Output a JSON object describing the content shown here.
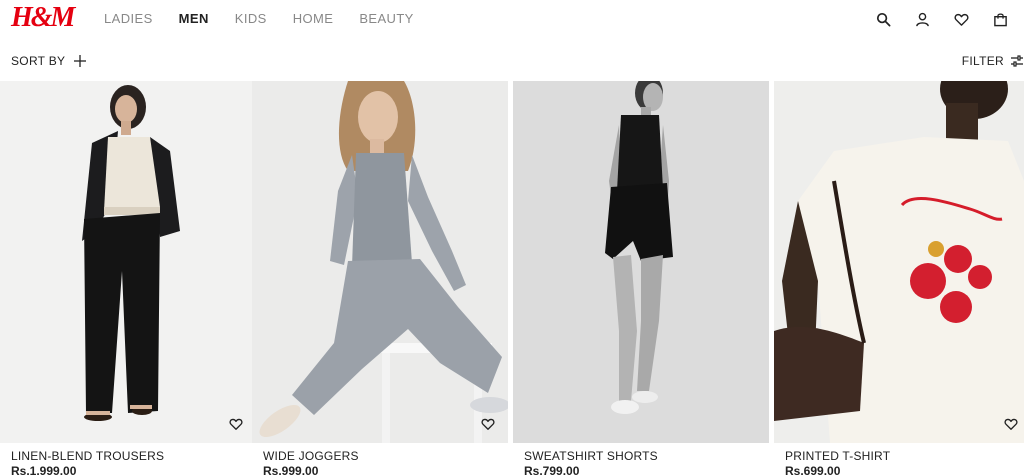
{
  "brand": {
    "logo_text": "H&M",
    "color": "#e50010"
  },
  "nav": {
    "items": [
      {
        "label": "LADIES",
        "active": false
      },
      {
        "label": "MEN",
        "active": true
      },
      {
        "label": "KIDS",
        "active": false
      },
      {
        "label": "HOME",
        "active": false
      },
      {
        "label": "BEAUTY",
        "active": false
      }
    ]
  },
  "header_icons": [
    "search-icon",
    "account-icon",
    "favourites-icon",
    "shopping-bag-icon"
  ],
  "toolbar": {
    "sort_label": "SORT BY",
    "filter_label": "FILTER"
  },
  "products": [
    {
      "title": "LINEN-BLEND TROUSERS",
      "price": "Rs.1,999.00",
      "photo": "woman in black linen trousers and cream camisole with black blazer"
    },
    {
      "title": "WIDE JOGGERS",
      "price": "Rs.999.00",
      "photo": "woman in grey knit tank and wide grey joggers seated"
    },
    {
      "title": "SWEATSHIRT SHORTS",
      "price": "Rs.799.00",
      "photo": "woman in black tank and black shorts, black and white photo"
    },
    {
      "title": "PRINTED T-SHIRT",
      "price": "Rs.699.00",
      "photo": "woman in white printed t-shirt with brown bag"
    }
  ]
}
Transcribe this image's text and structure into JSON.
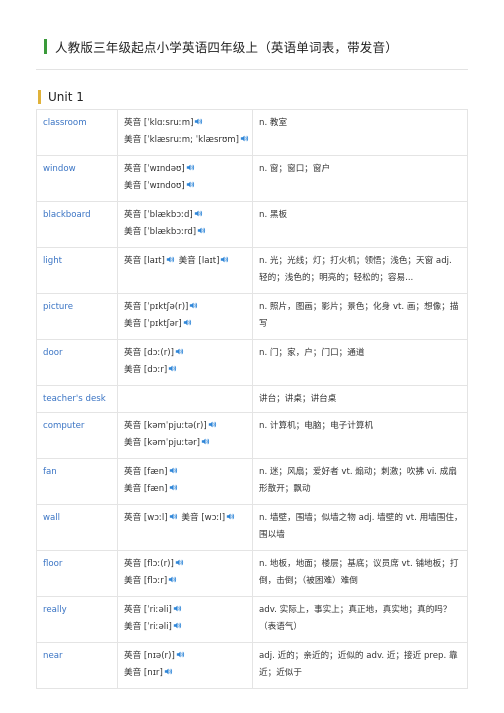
{
  "page": {
    "title": "人教版三年级起点小学英语四年级上（英语单词表，带发音）",
    "unit_title": "Unit 1"
  },
  "colors": {
    "accent_green": "#3a9a3a",
    "accent_gold": "#e0b23a",
    "word_blue": "#3a74c4",
    "speaker_blue": "#2f86d8"
  },
  "speaker_icon": "speaker-icon",
  "rows": [
    {
      "word": "classroom",
      "pron_lines": [
        [
          "英音 [ˈklɑːsruːm]"
        ],
        [
          "美音 [ˈklæsruːm; ˈklæsrʊm]"
        ]
      ],
      "meaning": "n. 教室"
    },
    {
      "word": "window",
      "pron_lines": [
        [
          "英音 [ˈwɪndəʊ]"
        ],
        [
          "美音 [ˈwɪndoʊ]"
        ]
      ],
      "meaning": "n. 窗；窗口；窗户"
    },
    {
      "word": "blackboard",
      "pron_lines": [
        [
          "英音 [ˈblækbɔːd]"
        ],
        [
          "美音 [ˈblækbɔːrd]"
        ]
      ],
      "meaning": "n. 黑板"
    },
    {
      "word": "light",
      "pron_lines": [
        [
          "英音 [laɪt]",
          "美音 [laɪt]"
        ]
      ],
      "meaning": "n. 光；光线；灯；打火机；领悟；浅色；天窗 adj. 轻的；浅色的；明亮的；轻松的；容易..."
    },
    {
      "word": "picture",
      "pron_lines": [
        [
          "英音 [ˈpɪktʃə(r)]"
        ],
        [
          "美音 [ˈpɪktʃər]"
        ]
      ],
      "meaning": "n. 照片，图画；影片；景色；化身 vt. 画；想像；描写"
    },
    {
      "word": "door",
      "pron_lines": [
        [
          "英音 [dɔː(r)]"
        ],
        [
          "美音 [dɔːr]"
        ]
      ],
      "meaning": "n. 门；家，户；门口；通道"
    },
    {
      "word": "teacher's desk",
      "pron_lines": [],
      "meaning": "讲台；讲桌；讲台桌"
    },
    {
      "word": "computer",
      "pron_lines": [
        [
          "英音 [kəmˈpjuːtə(r)]"
        ],
        [
          "美音 [kəmˈpjuːtər]"
        ]
      ],
      "meaning": "n. 计算机；电脑；电子计算机"
    },
    {
      "word": "fan",
      "pron_lines": [
        [
          "英音 [fæn]"
        ],
        [
          "美音 [fæn]"
        ]
      ],
      "meaning": "n. 迷；风扇；爱好者 vt. 煽动；刺激；吹拂 vi. 成扇形散开；飘动"
    },
    {
      "word": "wall",
      "pron_lines": [
        [
          "英音 [wɔːl]",
          "美音 [wɔːl]"
        ]
      ],
      "meaning": "n. 墙壁，围墙；似墙之物 adj. 墙壁的 vt. 用墙围住，围以墙"
    },
    {
      "word": "floor",
      "pron_lines": [
        [
          "英音 [flɔː(r)]"
        ],
        [
          "美音 [flɔːr]"
        ]
      ],
      "meaning": "n. 地板，地面；楼层；基底；议员席 vt. 铺地板；打倒，击倒；（被困难）难倒"
    },
    {
      "word": "really",
      "pron_lines": [
        [
          "英音 [ˈriːəli]"
        ],
        [
          "美音 [ˈriːəli]"
        ]
      ],
      "meaning": "adv. 实际上，事实上；真正地，真实地；真的吗？（表语气）"
    },
    {
      "word": "near",
      "pron_lines": [
        [
          "英音 [nɪə(r)]"
        ],
        [
          "美音 [nɪr]"
        ]
      ],
      "meaning": "adj. 近的；亲近的；近似的 adv. 近；接近 prep. 靠近；近似于"
    }
  ]
}
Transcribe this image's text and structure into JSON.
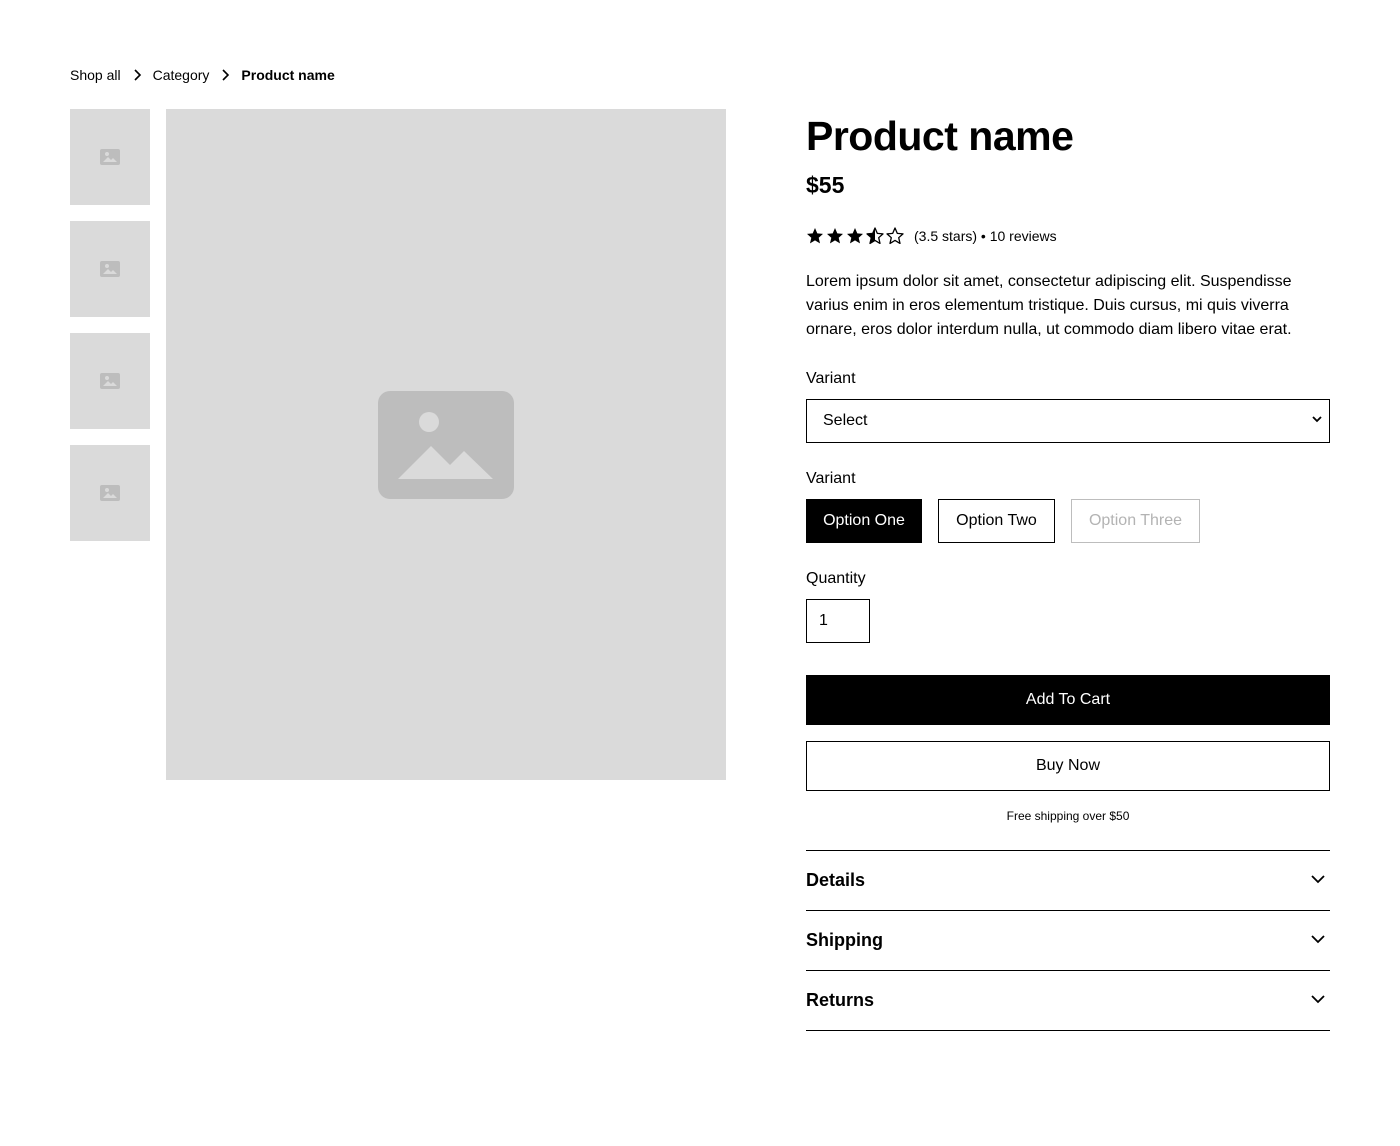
{
  "breadcrumb": {
    "items": [
      "Shop all",
      "Category"
    ],
    "current": "Product name"
  },
  "gallery": {
    "thumbnail_count": 4,
    "icon": "image-placeholder-icon",
    "placeholder_color": "#dadada"
  },
  "product": {
    "name": "Product name",
    "price": "$55",
    "rating": 3.5,
    "rating_max": 5,
    "rating_text": "(3.5 stars) • 10 reviews",
    "description": "Lorem ipsum dolor sit amet, consectetur adipiscing elit. Suspendisse varius enim in eros elementum tristique. Duis cursus, mi quis viverra ornare, eros dolor interdum nulla, ut commodo diam libero vitae erat."
  },
  "variant_select": {
    "label": "Variant",
    "value": "Select"
  },
  "variant_options": {
    "label": "Variant",
    "options": [
      {
        "label": "Option One",
        "state": "selected"
      },
      {
        "label": "Option Two",
        "state": "default"
      },
      {
        "label": "Option Three",
        "state": "disabled"
      }
    ]
  },
  "quantity": {
    "label": "Quantity",
    "value": "1"
  },
  "actions": {
    "add_to_cart": "Add To Cart",
    "buy_now": "Buy Now",
    "shipping_note": "Free shipping over $50"
  },
  "accordion": [
    {
      "title": "Details",
      "icon": "chevron-down-icon"
    },
    {
      "title": "Shipping",
      "icon": "chevron-down-icon"
    },
    {
      "title": "Returns",
      "icon": "chevron-down-icon"
    }
  ],
  "colors": {
    "primary": "#000000",
    "background": "#ffffff",
    "placeholder": "#dadada",
    "placeholder_icon": "#bdbdbd",
    "disabled_text": "#b3b3b3"
  }
}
---*---
- [WHAT IS REQUIRED]
Which lines of the data above contain "photo"? Copy each one.

- [WRITTEN RESPONSE]
      "photo": "woman in black linen trousers and cream camisole with black blazer"
      "photo": "woman in grey knit tank and wide grey joggers seated"
      "photo": "woman in black tank and black shorts, black and white photo"
      "photo": "woman in white printed t-shirt with brown bag"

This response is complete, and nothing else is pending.